• _Exercise_
Will you output all of the data below exactly, omitting the images?

• _Record excerpts_
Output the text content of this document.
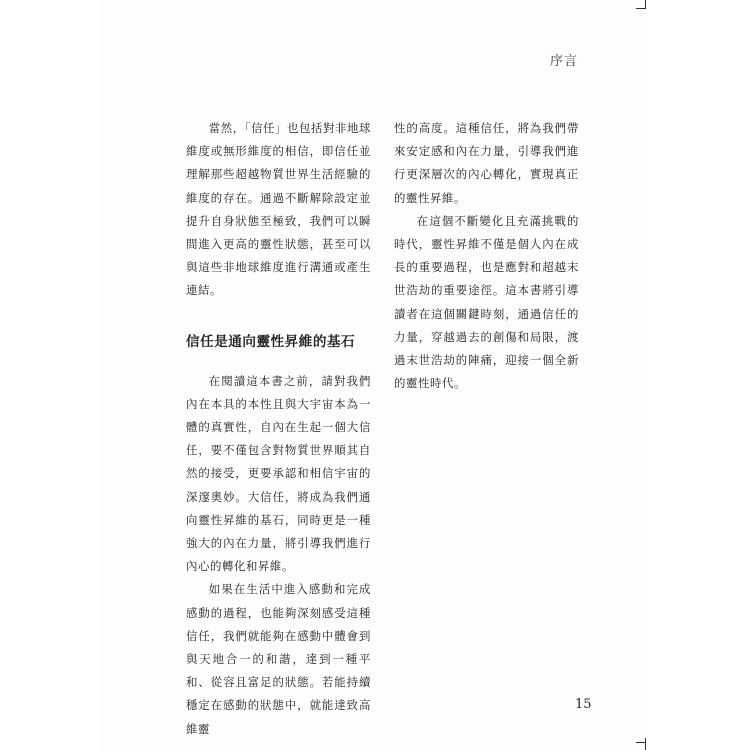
序言

當然，「信任」也包括對非地球維度或無形維度的相信，即信任並理解那些超越物質世界生活經驗的維度的存在。通過不斷解除設定並提升自身狀態至極致，我們可以瞬間進入更高的靈性狀態，甚至可以與這些非地球維度進行溝通或產生連結。

信任是通向靈性昇維的基石

在閱讀這本書之前，請對我們內在本具的本性且與大宇宙本為一體的真實性，自內在生起一個大信任，要不僅包含對物質世界順其自然的接受，更要承認和相信宇宙的深邃奧妙。大信任，將成為我們通向靈性昇維的基石，同時更是一種強大的內在力量，將引導我們進行內心的轉化和昇維。

如果在生活中進入感動和完成感動的過程，也能夠深刻感受這種信任，我們就能夠在感動中體會到與天地合一的和諧，達到一種平和、從容且富足的狀態。若能持續穩定在感動的狀態中，就能達致高維靈

性的高度。這種信任，將為我們帶來安定感和內在力量，引導我們進行更深層次的內心轉化，實現真正的靈性昇維。

在這個不斷變化且充滿挑戰的時代，靈性昇維不僅是個人內在成長的重要過程，也是應對和超越末世浩劫的重要途徑。這本書將引導讀者在這個關鍵時刻，通過信任的力量，穿越過去的創傷和局限，渡過末世浩劫的陣痛，迎接一個全新的靈性時代。

15
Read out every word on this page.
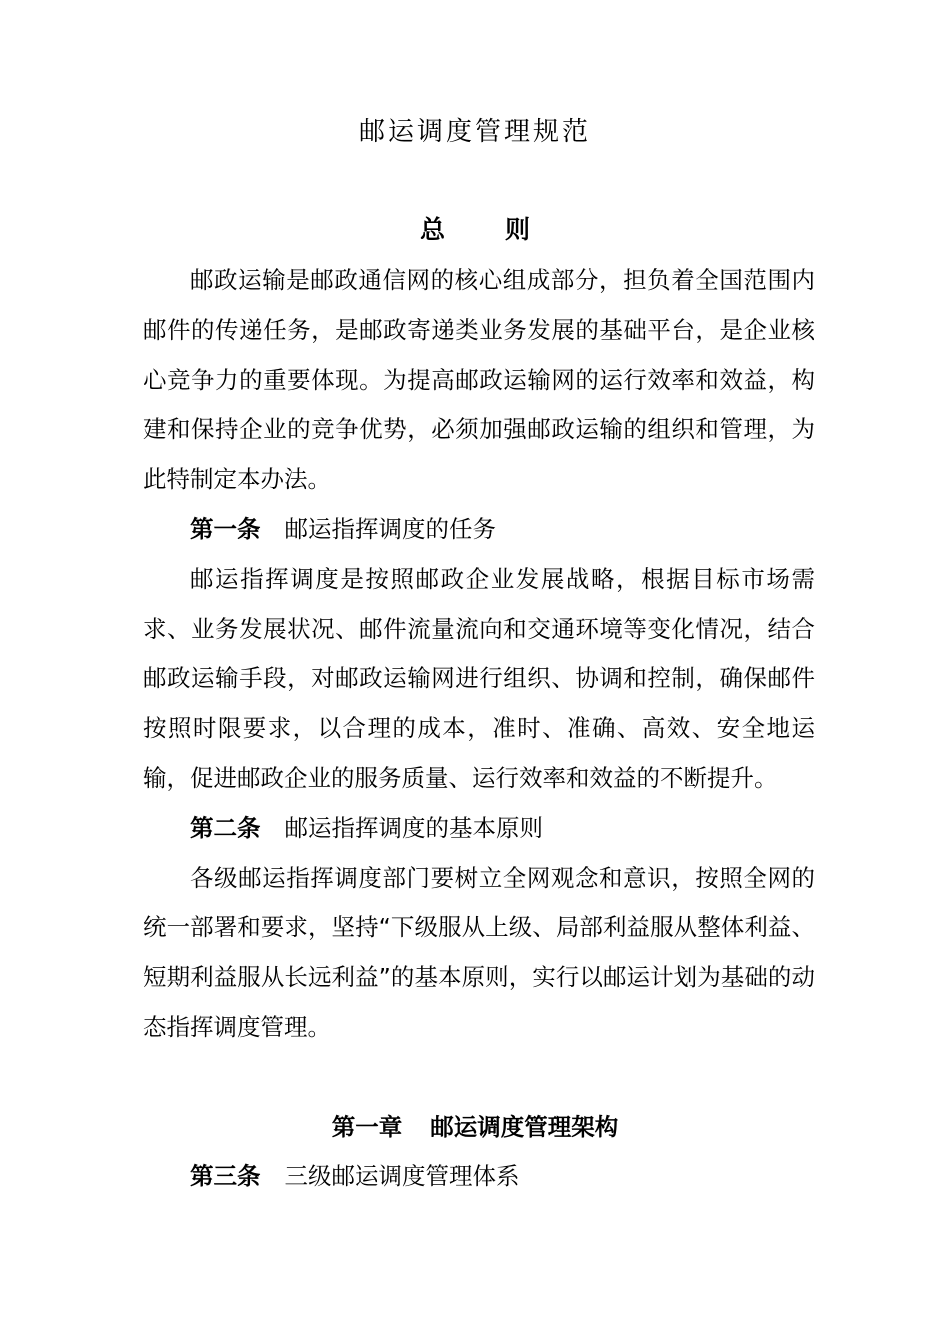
邮运调度管理规范
总 则

邮政运输是邮政通信网的核心组成部分，担负着全国范围内邮件的传递任务，是邮政寄递类业务发展的基础平台，是企业核心竞争力的重要体现。为提高邮政运输网的运行效率和效益，构建和保持企业的竞争优势，必须加强邮政运输的组织和管理，为此特制定本办法。

第一条 邮运指挥调度的任务

邮运指挥调度是按照邮政企业发展战略，根据目标市场需求、业务发展状况、邮件流量流向和交通环境等变化情况，结合邮政运输手段，对邮政运输网进行组织、协调和控制，确保邮件按照时限要求，以合理的成本，准时、准确、高效、安全地运输，促进邮政企业的服务质量、运行效率和效益的不断提升。

第二条 邮运指挥调度的基本原则

各级邮运指挥调度部门要树立全网观念和意识，按照全网的统一部署和要求，坚持“下级服从上级、局部利益服从整体利益、短期利益服从长远利益”的基本原则，实行以邮运计划为基础的动态指挥调度管理。

第一章 邮运调度管理架构

第三条 三级邮运调度管理体系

• _Exercise result_
Output the text content of this document.
序言

當然，「信任」也包括對非地球維度或無形維度的相信，即信任並理解那些超越物質世界生活經驗的維度的存在。通過不斷解除設定並提升自身狀態至極致，我們可以瞬間進入更高的靈性狀態，甚至可以與這些非地球維度進行溝通或產生連結。

信任是通向靈性昇維的基石

在閱讀這本書之前，請對我們內在本具的本性且與大宇宙本為一體的真實性，自內在生起一個大信任，要不僅包含對物質世界順其自然的接受，更要承認和相信宇宙的深邃奧妙。大信任，將成為我們通向靈性昇維的基石，同時更是一種強大的內在力量，將引導我們進行內心的轉化和昇維。

如果在生活中進入感動和完成感動的過程，也能夠深刻感受這種信任，我們就能夠在感動中體會到與天地合一的和諧，達到一種平和、從容且富足的狀態。若能持續穩定在感動的狀態中，就能達致高維靈

性的高度。這種信任，將為我們帶來安定感和內在力量，引導我們進行更深層次的內心轉化，實現真正的靈性昇維。

在這個不斷變化且充滿挑戰的時代，靈性昇維不僅是個人內在成長的重要過程，也是應對和超越末世浩劫的重要途徑。這本書將引導讀者在這個關鍵時刻，通過信任的力量，穿越過去的創傷和局限，渡過末世浩劫的陣痛，迎接一個全新的靈性時代。

15
Read out every word on this page.
邮运调度管理规范
总 则

邮政运输是邮政通信网的核心组成部分，担负着全国范围内邮件的传递任务，是邮政寄递类业务发展的基础平台，是企业核心竞争力的重要体现。为提高邮政运输网的运行效率和效益，构建和保持企业的竞争优势，必须加强邮政运输的组织和管理，为此特制定本办法。

第一条 邮运指挥调度的任务

邮运指挥调度是按照邮政企业发展战略，根据目标市场需求、业务发展状况、邮件流量流向和交通环境等变化情况，结合邮政运输手段，对邮政运输网进行组织、协调和控制，确保邮件按照时限要求，以合理的成本，准时、准确、高效、安全地运输，促进邮政企业的服务质量、运行效率和效益的不断提升。

第二条 邮运指挥调度的基本原则

各级邮运指挥调度部门要树立全网观念和意识，按照全网的统一部署和要求，坚持“下级服从上级、局部利益服从整体利益、短期利益服从长远利益”的基本原则，实行以邮运计划为基础的动态指挥调度管理。

第一章 邮运调度管理架构

第三条 三级邮运调度管理体系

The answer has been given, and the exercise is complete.